---------- Data excerpts ----------
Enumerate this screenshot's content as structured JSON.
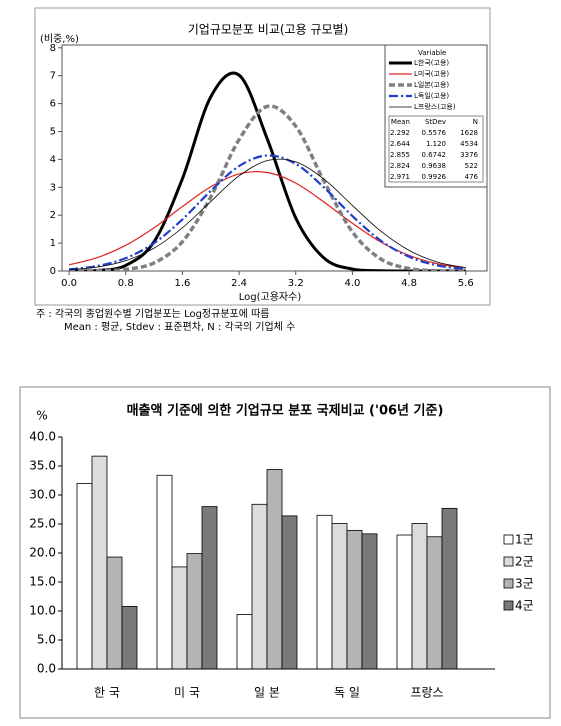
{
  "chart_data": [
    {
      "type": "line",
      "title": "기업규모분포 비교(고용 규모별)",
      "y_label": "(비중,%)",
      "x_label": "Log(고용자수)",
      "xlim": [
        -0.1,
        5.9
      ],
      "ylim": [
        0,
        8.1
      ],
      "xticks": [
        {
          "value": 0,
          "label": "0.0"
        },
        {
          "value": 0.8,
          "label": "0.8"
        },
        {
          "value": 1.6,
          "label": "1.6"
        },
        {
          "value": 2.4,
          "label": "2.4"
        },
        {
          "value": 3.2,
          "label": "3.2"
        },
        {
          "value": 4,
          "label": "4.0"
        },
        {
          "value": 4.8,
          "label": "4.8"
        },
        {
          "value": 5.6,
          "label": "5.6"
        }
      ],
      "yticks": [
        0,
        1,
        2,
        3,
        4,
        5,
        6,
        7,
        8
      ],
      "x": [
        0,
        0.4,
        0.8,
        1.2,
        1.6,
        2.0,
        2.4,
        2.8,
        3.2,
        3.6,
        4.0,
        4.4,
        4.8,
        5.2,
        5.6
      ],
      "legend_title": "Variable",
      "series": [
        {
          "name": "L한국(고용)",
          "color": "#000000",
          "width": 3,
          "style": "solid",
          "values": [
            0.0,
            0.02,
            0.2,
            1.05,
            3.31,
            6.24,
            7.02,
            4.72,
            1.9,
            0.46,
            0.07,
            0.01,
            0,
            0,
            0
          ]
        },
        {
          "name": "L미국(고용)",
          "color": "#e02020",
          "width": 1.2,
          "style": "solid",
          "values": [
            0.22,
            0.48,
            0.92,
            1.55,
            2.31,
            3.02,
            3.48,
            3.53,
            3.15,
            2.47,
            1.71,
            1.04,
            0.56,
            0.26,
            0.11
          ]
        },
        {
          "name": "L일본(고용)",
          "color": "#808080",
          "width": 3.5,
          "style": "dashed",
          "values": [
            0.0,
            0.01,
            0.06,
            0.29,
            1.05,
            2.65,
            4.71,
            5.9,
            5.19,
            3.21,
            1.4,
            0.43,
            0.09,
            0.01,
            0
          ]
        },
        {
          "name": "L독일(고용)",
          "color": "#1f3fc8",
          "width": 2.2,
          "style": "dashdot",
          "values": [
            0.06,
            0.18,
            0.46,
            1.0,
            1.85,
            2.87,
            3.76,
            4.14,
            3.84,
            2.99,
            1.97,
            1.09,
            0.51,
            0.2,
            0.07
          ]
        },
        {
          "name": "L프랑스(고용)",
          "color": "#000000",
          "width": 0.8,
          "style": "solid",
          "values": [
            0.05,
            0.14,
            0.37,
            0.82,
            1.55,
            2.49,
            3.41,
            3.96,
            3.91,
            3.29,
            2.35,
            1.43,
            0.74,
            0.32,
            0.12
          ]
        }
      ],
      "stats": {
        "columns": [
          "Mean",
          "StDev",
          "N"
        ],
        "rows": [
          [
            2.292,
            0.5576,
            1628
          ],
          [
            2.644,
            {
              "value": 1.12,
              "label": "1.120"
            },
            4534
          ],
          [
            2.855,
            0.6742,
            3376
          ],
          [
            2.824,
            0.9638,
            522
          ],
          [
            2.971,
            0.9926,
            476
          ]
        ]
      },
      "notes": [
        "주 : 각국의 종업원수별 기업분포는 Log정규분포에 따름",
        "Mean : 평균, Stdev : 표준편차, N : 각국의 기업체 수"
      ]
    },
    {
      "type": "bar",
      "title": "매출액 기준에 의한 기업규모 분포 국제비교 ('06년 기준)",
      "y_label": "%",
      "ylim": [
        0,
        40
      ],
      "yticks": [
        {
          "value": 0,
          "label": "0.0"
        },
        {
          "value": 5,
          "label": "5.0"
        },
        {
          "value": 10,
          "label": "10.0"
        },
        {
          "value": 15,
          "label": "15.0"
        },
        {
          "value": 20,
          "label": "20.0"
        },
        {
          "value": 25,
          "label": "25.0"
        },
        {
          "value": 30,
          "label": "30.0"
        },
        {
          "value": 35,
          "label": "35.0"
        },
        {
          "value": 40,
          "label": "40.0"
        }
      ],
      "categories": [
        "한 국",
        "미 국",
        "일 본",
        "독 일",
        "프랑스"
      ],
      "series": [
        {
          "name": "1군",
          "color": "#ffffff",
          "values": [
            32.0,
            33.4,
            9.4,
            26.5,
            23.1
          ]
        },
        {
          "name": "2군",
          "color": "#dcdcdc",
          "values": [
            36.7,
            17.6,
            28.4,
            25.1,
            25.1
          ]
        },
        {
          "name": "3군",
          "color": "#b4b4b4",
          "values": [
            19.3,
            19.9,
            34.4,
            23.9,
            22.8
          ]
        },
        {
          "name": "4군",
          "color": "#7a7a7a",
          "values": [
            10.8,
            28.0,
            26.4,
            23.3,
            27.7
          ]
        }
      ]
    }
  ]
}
----------
Without including the pictures, reproduce all entries exactly.

Enumerate this screenshot's content as structured JSON.
{
  "chart_data": [
    {
      "type": "line",
      "title": "기업규모분포 비교(고용 규모별)",
      "y_label": "(비중,%)",
      "x_label": "Log(고용자수)",
      "xlim": [
        -0.1,
        5.9
      ],
      "ylim": [
        0,
        8.1
      ],
      "xticks": [
        {
          "value": 0,
          "label": "0.0"
        },
        {
          "value": 0.8,
          "label": "0.8"
        },
        {
          "value": 1.6,
          "label": "1.6"
        },
        {
          "value": 2.4,
          "label": "2.4"
        },
        {
          "value": 3.2,
          "label": "3.2"
        },
        {
          "value": 4,
          "label": "4.0"
        },
        {
          "value": 4.8,
          "label": "4.8"
        },
        {
          "value": 5.6,
          "label": "5.6"
        }
      ],
      "yticks": [
        0,
        1,
        2,
        3,
        4,
        5,
        6,
        7,
        8
      ],
      "x": [
        0,
        0.4,
        0.8,
        1.2,
        1.6,
        2.0,
        2.4,
        2.8,
        3.2,
        3.6,
        4.0,
        4.4,
        4.8,
        5.2,
        5.6
      ],
      "legend_title": "Variable",
      "series": [
        {
          "name": "L한국(고용)",
          "color": "#000000",
          "width": 3,
          "style": "solid",
          "values": [
            0.0,
            0.02,
            0.2,
            1.05,
            3.31,
            6.24,
            7.02,
            4.72,
            1.9,
            0.46,
            0.07,
            0.01,
            0,
            0,
            0
          ]
        },
        {
          "name": "L미국(고용)",
          "color": "#e02020",
          "width": 1.2,
          "style": "solid",
          "values": [
            0.22,
            0.48,
            0.92,
            1.55,
            2.31,
            3.02,
            3.48,
            3.53,
            3.15,
            2.47,
            1.71,
            1.04,
            0.56,
            0.26,
            0.11
          ]
        },
        {
          "name": "L일본(고용)",
          "color": "#808080",
          "width": 3.5,
          "style": "dashed",
          "values": [
            0.0,
            0.01,
            0.06,
            0.29,
            1.05,
            2.65,
            4.71,
            5.9,
            5.19,
            3.21,
            1.4,
            0.43,
            0.09,
            0.01,
            0
          ]
        },
        {
          "name": "L독일(고용)",
          "color": "#1f3fc8",
          "width": 2.2,
          "style": "dashdot",
          "values": [
            0.06,
            0.18,
            0.46,
            1.0,
            1.85,
            2.87,
            3.76,
            4.14,
            3.84,
            2.99,
            1.97,
            1.09,
            0.51,
            0.2,
            0.07
          ]
        },
        {
          "name": "L프랑스(고용)",
          "color": "#000000",
          "width": 0.8,
          "style": "solid",
          "values": [
            0.05,
            0.14,
            0.37,
            0.82,
            1.55,
            2.49,
            3.41,
            3.96,
            3.91,
            3.29,
            2.35,
            1.43,
            0.74,
            0.32,
            0.12
          ]
        }
      ],
      "stats": {
        "columns": [
          "Mean",
          "StDev",
          "N"
        ],
        "rows": [
          [
            2.292,
            0.5576,
            1628
          ],
          [
            2.644,
            {
              "value": 1.12,
              "label": "1.120"
            },
            4534
          ],
          [
            2.855,
            0.6742,
            3376
          ],
          [
            2.824,
            0.9638,
            522
          ],
          [
            2.971,
            0.9926,
            476
          ]
        ]
      },
      "notes": [
        "주 : 각국의 종업원수별 기업분포는 Log정규분포에 따름",
        "Mean : 평균, Stdev : 표준편차, N : 각국의 기업체 수"
      ]
    },
    {
      "type": "bar",
      "title": "매출액 기준에 의한 기업규모 분포 국제비교 ('06년 기준)",
      "y_label": "%",
      "ylim": [
        0,
        40
      ],
      "yticks": [
        {
          "value": 0,
          "label": "0.0"
        },
        {
          "value": 5,
          "label": "5.0"
        },
        {
          "value": 10,
          "label": "10.0"
        },
        {
          "value": 15,
          "label": "15.0"
        },
        {
          "value": 20,
          "label": "20.0"
        },
        {
          "value": 25,
          "label": "25.0"
        },
        {
          "value": 30,
          "label": "30.0"
        },
        {
          "value": 35,
          "label": "35.0"
        },
        {
          "value": 40,
          "label": "40.0"
        }
      ],
      "categories": [
        "한 국",
        "미 국",
        "일 본",
        "독 일",
        "프랑스"
      ],
      "series": [
        {
          "name": "1군",
          "color": "#ffffff",
          "values": [
            32.0,
            33.4,
            9.4,
            26.5,
            23.1
          ]
        },
        {
          "name": "2군",
          "color": "#dcdcdc",
          "values": [
            36.7,
            17.6,
            28.4,
            25.1,
            25.1
          ]
        },
        {
          "name": "3군",
          "color": "#b4b4b4",
          "values": [
            19.3,
            19.9,
            34.4,
            23.9,
            22.8
          ]
        },
        {
          "name": "4군",
          "color": "#7a7a7a",
          "values": [
            10.8,
            28.0,
            26.4,
            23.3,
            27.7
          ]
        }
      ]
    }
  ]
}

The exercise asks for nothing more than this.